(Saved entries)
⁂

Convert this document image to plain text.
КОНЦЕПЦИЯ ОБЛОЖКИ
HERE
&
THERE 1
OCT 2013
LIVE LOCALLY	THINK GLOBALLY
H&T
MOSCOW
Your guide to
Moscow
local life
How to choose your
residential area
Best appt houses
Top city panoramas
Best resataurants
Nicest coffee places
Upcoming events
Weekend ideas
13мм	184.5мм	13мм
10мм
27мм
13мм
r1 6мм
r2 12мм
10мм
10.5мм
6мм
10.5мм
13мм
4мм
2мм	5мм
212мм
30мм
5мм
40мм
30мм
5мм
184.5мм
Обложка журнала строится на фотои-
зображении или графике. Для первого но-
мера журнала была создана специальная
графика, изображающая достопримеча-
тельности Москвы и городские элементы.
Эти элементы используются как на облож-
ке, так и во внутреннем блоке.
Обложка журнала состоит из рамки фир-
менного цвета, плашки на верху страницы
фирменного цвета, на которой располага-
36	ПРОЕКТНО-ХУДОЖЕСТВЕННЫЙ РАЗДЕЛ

⁂

**WHAT TO DO:** Extract all of the data shown above and repeat it verbatim.

**EXERCISE ANSWER:**
Convert this document image to plain text.
КОНЦЕПЦИЯ ОБЛОЖКИ
HERE
&
THERE 1
OCT 2013
LIVE LOCALLY	THINK GLOBALLY
H&T
MOSCOW
Your guide to
Moscow
local life
How to choose your
residential area
Best appt houses
Top city panoramas
Best resataurants
Nicest coffee places
Upcoming events
Weekend ideas
13мм	184.5мм	13мм
10мм
27мм
13мм
r1 6мм
r2 12мм
10мм
10.5мм
6мм
10.5мм
13мм
4мм
2мм	5мм
212мм
30мм
5мм
40мм
30мм
5мм
184.5мм
Обложка журнала строится на фотои-
зображении или графике. Для первого но-
мера журнала была создана специальная
графика, изображающая достопримеча-
тельности Москвы и городские элементы.
Эти элементы используются как на облож-
ке, так и во внутреннем блоке.
Обложка журнала состоит из рамки фир-
менного цвета, плашки на верху страницы
фирменного цвета, на которой располага-
36	ПРОЕКТНО-ХУДОЖЕСТВЕННЫЙ РАЗДЕЛ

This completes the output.